• [REQUEST]: Copy out each line below exactly as it appears.

(Dataset excerpts)
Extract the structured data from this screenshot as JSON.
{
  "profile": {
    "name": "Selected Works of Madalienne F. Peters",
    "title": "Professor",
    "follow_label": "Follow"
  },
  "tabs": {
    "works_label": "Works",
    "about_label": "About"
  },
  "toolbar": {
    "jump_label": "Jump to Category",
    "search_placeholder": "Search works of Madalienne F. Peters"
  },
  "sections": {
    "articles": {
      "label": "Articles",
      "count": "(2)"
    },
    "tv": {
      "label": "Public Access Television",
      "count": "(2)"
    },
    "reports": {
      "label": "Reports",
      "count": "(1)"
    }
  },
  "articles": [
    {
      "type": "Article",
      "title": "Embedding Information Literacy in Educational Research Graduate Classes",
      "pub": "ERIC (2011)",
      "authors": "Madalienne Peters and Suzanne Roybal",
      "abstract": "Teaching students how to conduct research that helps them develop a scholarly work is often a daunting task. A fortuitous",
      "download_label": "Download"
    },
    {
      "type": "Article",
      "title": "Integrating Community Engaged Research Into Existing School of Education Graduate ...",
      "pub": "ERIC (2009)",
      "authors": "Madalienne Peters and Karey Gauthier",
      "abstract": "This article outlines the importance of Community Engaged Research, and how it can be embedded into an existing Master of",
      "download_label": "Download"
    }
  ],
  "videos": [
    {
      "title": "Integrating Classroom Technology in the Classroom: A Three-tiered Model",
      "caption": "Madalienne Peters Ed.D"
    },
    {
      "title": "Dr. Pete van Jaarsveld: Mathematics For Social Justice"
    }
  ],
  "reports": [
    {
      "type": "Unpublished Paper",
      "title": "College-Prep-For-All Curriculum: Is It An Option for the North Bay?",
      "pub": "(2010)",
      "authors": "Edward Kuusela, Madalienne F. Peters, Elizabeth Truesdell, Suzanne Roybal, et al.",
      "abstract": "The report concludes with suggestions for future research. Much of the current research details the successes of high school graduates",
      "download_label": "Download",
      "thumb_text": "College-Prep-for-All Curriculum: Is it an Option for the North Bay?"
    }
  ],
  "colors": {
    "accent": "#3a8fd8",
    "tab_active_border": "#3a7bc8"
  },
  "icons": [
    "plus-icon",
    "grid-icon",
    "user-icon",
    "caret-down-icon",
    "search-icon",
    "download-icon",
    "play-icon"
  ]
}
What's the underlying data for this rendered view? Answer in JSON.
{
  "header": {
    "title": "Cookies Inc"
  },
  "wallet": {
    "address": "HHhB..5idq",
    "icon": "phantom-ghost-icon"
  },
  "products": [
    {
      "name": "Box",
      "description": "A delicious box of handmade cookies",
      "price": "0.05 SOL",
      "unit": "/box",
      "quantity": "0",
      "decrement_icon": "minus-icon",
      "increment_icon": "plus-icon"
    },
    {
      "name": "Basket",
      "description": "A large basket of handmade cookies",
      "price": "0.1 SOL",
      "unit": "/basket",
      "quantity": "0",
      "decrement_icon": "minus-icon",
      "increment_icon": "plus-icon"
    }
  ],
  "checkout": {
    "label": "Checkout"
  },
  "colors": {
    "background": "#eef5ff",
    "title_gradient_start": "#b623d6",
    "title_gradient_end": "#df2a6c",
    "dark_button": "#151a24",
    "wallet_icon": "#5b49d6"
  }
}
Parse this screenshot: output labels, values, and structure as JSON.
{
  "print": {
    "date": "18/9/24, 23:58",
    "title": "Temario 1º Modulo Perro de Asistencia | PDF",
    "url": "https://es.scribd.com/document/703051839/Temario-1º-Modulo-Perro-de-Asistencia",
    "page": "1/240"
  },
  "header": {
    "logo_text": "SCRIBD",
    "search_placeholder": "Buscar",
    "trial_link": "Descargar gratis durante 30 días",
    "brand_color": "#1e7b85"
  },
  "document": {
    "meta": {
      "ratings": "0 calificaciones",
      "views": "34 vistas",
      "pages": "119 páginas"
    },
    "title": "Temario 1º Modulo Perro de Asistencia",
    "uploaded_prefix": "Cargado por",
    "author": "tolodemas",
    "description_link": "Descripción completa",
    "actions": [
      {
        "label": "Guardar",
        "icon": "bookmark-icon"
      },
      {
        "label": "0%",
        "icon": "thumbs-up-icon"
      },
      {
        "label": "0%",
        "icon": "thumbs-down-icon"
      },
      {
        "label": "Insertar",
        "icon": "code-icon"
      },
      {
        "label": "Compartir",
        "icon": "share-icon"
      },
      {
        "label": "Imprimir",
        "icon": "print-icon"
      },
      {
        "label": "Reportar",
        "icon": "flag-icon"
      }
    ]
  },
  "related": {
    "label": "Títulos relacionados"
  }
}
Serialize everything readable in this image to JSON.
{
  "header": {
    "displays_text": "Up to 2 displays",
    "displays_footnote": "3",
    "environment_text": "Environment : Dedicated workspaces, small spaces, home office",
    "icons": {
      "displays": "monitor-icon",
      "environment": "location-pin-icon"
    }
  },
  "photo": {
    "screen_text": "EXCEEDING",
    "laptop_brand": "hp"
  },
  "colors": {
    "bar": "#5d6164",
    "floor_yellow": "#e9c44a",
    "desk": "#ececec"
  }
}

• [SOLUTION]:
Extract the structured data from this screenshot as JSON.
{
  "profile": {
    "name": "Selected Works of Madalienne F. Peters",
    "title": "Professor",
    "follow_label": "Follow"
  },
  "tabs": {
    "works_label": "Works",
    "about_label": "About"
  },
  "toolbar": {
    "jump_label": "Jump to Category",
    "search_placeholder": "Search works of Madalienne F. Peters"
  },
  "sections": {
    "articles": {
      "label": "Articles",
      "count": "(2)"
    },
    "tv": {
      "label": "Public Access Television",
      "count": "(2)"
    },
    "reports": {
      "label": "Reports",
      "count": "(1)"
    }
  },
  "articles": [
    {
      "type": "Article",
      "title": "Embedding Information Literacy in Educational Research Graduate Classes",
      "pub": "ERIC (2011)",
      "authors": "Madalienne Peters and Suzanne Roybal",
      "abstract": "Teaching students how to conduct research that helps them develop a scholarly work is often a daunting task. A fortuitous",
      "download_label": "Download"
    },
    {
      "type": "Article",
      "title": "Integrating Community Engaged Research Into Existing School of Education Graduate ...",
      "pub": "ERIC (2009)",
      "authors": "Madalienne Peters and Karey Gauthier",
      "abstract": "This article outlines the importance of Community Engaged Research, and how it can be embedded into an existing Master of",
      "download_label": "Download"
    }
  ],
  "videos": [
    {
      "title": "Integrating Classroom Technology in the Classroom: A Three-tiered Model",
      "caption": "Madalienne Peters Ed.D"
    },
    {
      "title": "Dr. Pete van Jaarsveld: Mathematics For Social Justice"
    }
  ],
  "reports": [
    {
      "type": "Unpublished Paper",
      "title": "College-Prep-For-All Curriculum: Is It An Option for the North Bay?",
      "pub": "(2010)",
      "authors": "Edward Kuusela, Madalienne F. Peters, Elizabeth Truesdell, Suzanne Roybal, et al.",
      "abstract": "The report concludes with suggestions for future research. Much of the current research details the successes of high school graduates",
      "download_label": "Download",
      "thumb_text": "College-Prep-for-All Curriculum: Is it an Option for the North Bay?"
    }
  ],
  "colors": {
    "accent": "#3a8fd8",
    "tab_active_border": "#3a7bc8"
  },
  "icons": [
    "plus-icon",
    "grid-icon",
    "user-icon",
    "caret-down-icon",
    "search-icon",
    "download-icon",
    "play-icon"
  ]
}
What's the underlying data for this rendered view? Answer in JSON.
{
  "header": {
    "title": "Cookies Inc"
  },
  "wallet": {
    "address": "HHhB..5idq",
    "icon": "phantom-ghost-icon"
  },
  "products": [
    {
      "name": "Box",
      "description": "A delicious box of handmade cookies",
      "price": "0.05 SOL",
      "unit": "/box",
      "quantity": "0",
      "decrement_icon": "minus-icon",
      "increment_icon": "plus-icon"
    },
    {
      "name": "Basket",
      "description": "A large basket of handmade cookies",
      "price": "0.1 SOL",
      "unit": "/basket",
      "quantity": "0",
      "decrement_icon": "minus-icon",
      "increment_icon": "plus-icon"
    }
  ],
  "checkout": {
    "label": "Checkout"
  },
  "colors": {
    "background": "#eef5ff",
    "title_gradient_start": "#b623d6",
    "title_gradient_end": "#df2a6c",
    "dark_button": "#151a24",
    "wallet_icon": "#5b49d6"
  }
}
Parse this screenshot: output labels, values, and structure as JSON.
{
  "print": {
    "date": "18/9/24, 23:58",
    "title": "Temario 1º Modulo Perro de Asistencia | PDF",
    "url": "https://es.scribd.com/document/703051839/Temario-1º-Modulo-Perro-de-Asistencia",
    "page": "1/240"
  },
  "header": {
    "logo_text": "SCRIBD",
    "search_placeholder": "Buscar",
    "trial_link": "Descargar gratis durante 30 días",
    "brand_color": "#1e7b85"
  },
  "document": {
    "meta": {
      "ratings": "0 calificaciones",
      "views": "34 vistas",
      "pages": "119 páginas"
    },
    "title": "Temario 1º Modulo Perro de Asistencia",
    "uploaded_prefix": "Cargado por",
    "author": "tolodemas",
    "description_link": "Descripción completa",
    "actions": [
      {
        "label": "Guardar",
        "icon": "bookmark-icon"
      },
      {
        "label": "0%",
        "icon": "thumbs-up-icon"
      },
      {
        "label": "0%",
        "icon": "thumbs-down-icon"
      },
      {
        "label": "Insertar",
        "icon": "code-icon"
      },
      {
        "label": "Compartir",
        "icon": "share-icon"
      },
      {
        "label": "Imprimir",
        "icon": "print-icon"
      },
      {
        "label": "Reportar",
        "icon": "flag-icon"
      }
    ]
  },
  "related": {
    "label": "Títulos relacionados"
  }
}
Serialize everything readable in this image to JSON.
{
  "header": {
    "displays_text": "Up to 2 displays",
    "displays_footnote": "3",
    "environment_text": "Environment : Dedicated workspaces, small spaces, home office",
    "icons": {
      "displays": "monitor-icon",
      "environment": "location-pin-icon"
    }
  },
  "photo": {
    "screen_text": "EXCEEDING",
    "laptop_brand": "hp"
  },
  "colors": {
    "bar": "#5d6164",
    "floor_yellow": "#e9c44a",
    "desk": "#ececec"
  }
}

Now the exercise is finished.